Task directions:
Provide the number of lines in the material containing the word "interactable", with nothing added.

◆ ◆ ◆ ◆ ◆

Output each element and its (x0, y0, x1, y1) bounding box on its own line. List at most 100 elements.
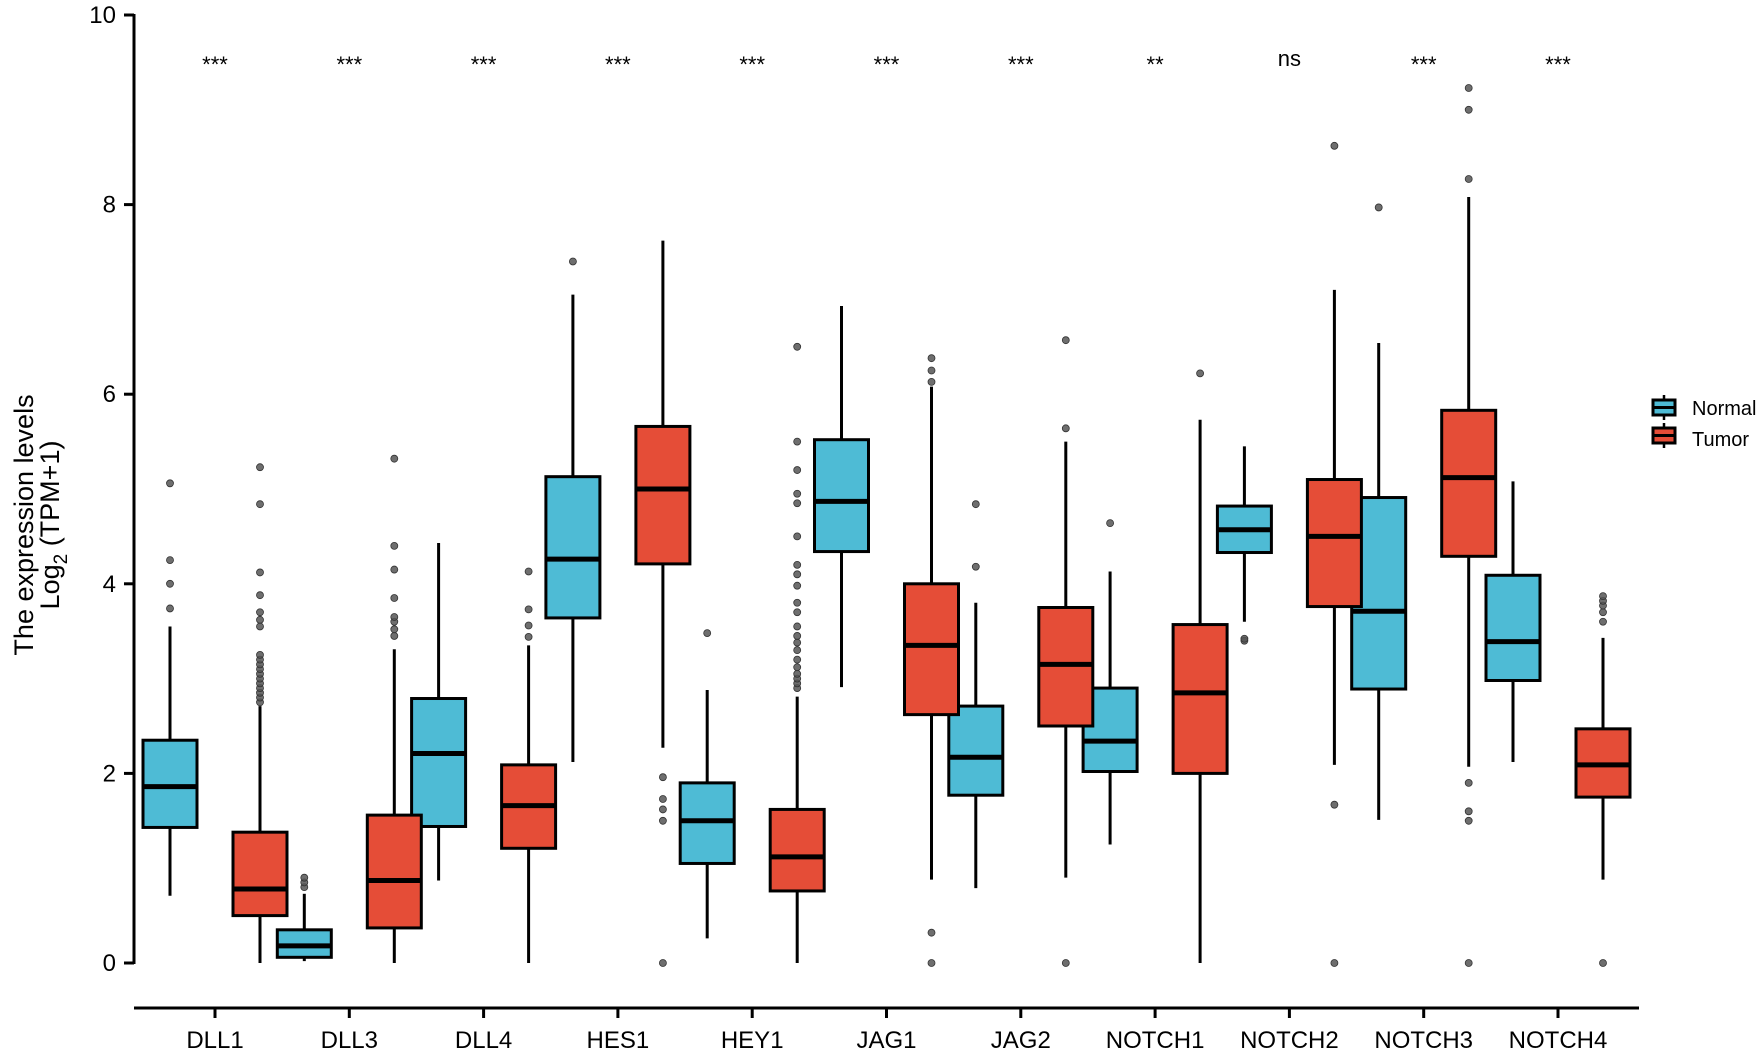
outlier-point (703, 629, 712, 637)
significance-label: *** (336, 52, 362, 77)
outlier-point (793, 669, 802, 678)
iqr-box (365, 813, 423, 930)
x-axis: DLL1 DLL3 DLL4 HES1 HEY1 JAG1 JAG2 NOTCH1 NOTCH2… (134, 1006, 1639, 1054)
outlier-point (1330, 141, 1339, 150)
outlier-point (927, 354, 936, 363)
outlier-point (524, 567, 533, 576)
iqr-box (1305, 478, 1363, 609)
outlier-point (659, 773, 667, 782)
outlier-point (524, 605, 533, 614)
outlier-point (256, 608, 264, 617)
outlier-point (1196, 369, 1204, 378)
iqr-box (1171, 623, 1229, 775)
significance-label: *** (1545, 52, 1571, 77)
outlier-point (390, 565, 399, 574)
outlier-point (1599, 617, 1607, 626)
significance-label: *** (1008, 52, 1034, 77)
iqr-box (544, 475, 602, 620)
box-tumor-notch1 (1171, 369, 1229, 963)
outlier-point (1061, 336, 1070, 345)
outlier-point (793, 342, 802, 351)
outlier-point (659, 805, 667, 814)
outlier-point (569, 257, 577, 266)
outlier-point (1599, 592, 1607, 601)
outlier-point (1464, 816, 1473, 825)
outlier-point (971, 562, 980, 571)
outlier-point (1464, 959, 1473, 967)
box-tumor-hes1 (634, 240, 692, 967)
outlier-point (793, 663, 802, 672)
legend-item-tumor[interactable]: Tumor (1651, 423, 1749, 451)
outlier-point (166, 479, 174, 488)
outlier-point (390, 632, 399, 640)
legend: Normal Tumor (1651, 395, 1756, 451)
outlier-point (256, 463, 264, 472)
box-normal-dll4 (410, 543, 468, 881)
box-normal-dll1 (141, 479, 199, 896)
outlier-point (793, 437, 802, 446)
significance-layer: *** *** *** *** *** *** *** ** ns *** *** (202, 46, 1571, 77)
x-tick-label: JAG2 (991, 1027, 1051, 1054)
significance-label: *** (471, 52, 497, 77)
iqr-box (1440, 408, 1498, 558)
outlier-point (793, 598, 802, 607)
box-normal-hey1 (678, 629, 736, 939)
box-tumor-notch4 (1574, 592, 1632, 967)
outlier-point (1374, 203, 1383, 212)
boxes-layer (141, 84, 1632, 967)
outlier-point (1599, 608, 1607, 617)
y-axis-title-suffix: (TPM+1) (35, 441, 65, 554)
outlier-point (300, 873, 309, 882)
iqr-box (813, 438, 870, 554)
outlier-point (659, 959, 667, 967)
outlier-point (971, 500, 980, 509)
outlier-point (927, 928, 936, 937)
box-tumor-jag2 (1037, 336, 1095, 967)
x-tick-label: JAG1 (856, 1027, 916, 1054)
outlier-point (390, 541, 399, 550)
outlier-point (659, 795, 667, 803)
box-tumor-jag1 (903, 354, 960, 967)
y-tick-label: 2 (103, 760, 116, 787)
significance-label: ns (1278, 46, 1301, 71)
outlier-point (1330, 800, 1339, 809)
box-normal-jag1 (813, 306, 870, 688)
outlier-point (793, 570, 802, 579)
outlier-point (1061, 959, 1070, 967)
box-tumor-dll3 (365, 454, 423, 963)
y-axis-title-line1: The expression levels (9, 394, 39, 655)
outlier-point (1464, 84, 1473, 92)
x-tick-label: NOTCH4 (1509, 1027, 1608, 1054)
outlier-point (256, 591, 264, 600)
box-normal-notch2 (1215, 446, 1273, 645)
significance-label: *** (874, 52, 900, 77)
outlier-point (793, 489, 802, 498)
y-axis-title-log: Log (35, 564, 65, 609)
x-tick-label: HES1 (587, 1027, 650, 1054)
outlier-point (793, 532, 802, 541)
outlier-point (524, 621, 533, 630)
outlier-point (166, 556, 174, 564)
outlier-point (927, 959, 936, 967)
outlier-point (1464, 105, 1473, 114)
x-tick-label: HEY1 (721, 1027, 784, 1054)
significance-label: *** (739, 52, 765, 77)
outlier-point (793, 466, 802, 474)
y-tick-label: 6 (103, 381, 116, 408)
y-tick-label: 10 (89, 2, 116, 29)
outlier-point (256, 651, 264, 659)
x-tick-label: NOTCH2 (1240, 1027, 1339, 1054)
outlier-point (390, 625, 399, 634)
y-tick-label: 4 (103, 571, 116, 598)
y-tick-label: 8 (103, 192, 116, 219)
outlier-point (390, 613, 399, 621)
outlier-point (1464, 807, 1473, 816)
box-normal-jag2 (947, 500, 1005, 889)
legend-item-normal[interactable]: Normal (1651, 395, 1756, 420)
legend-label-tumor: Tumor (1692, 429, 1749, 451)
iqr-box (947, 704, 1005, 797)
outlier-point (793, 638, 802, 647)
significance-label: *** (605, 52, 631, 77)
outlier-point (1240, 634, 1249, 643)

◆ ◆ ◆ ◆ ◆

Response below:
2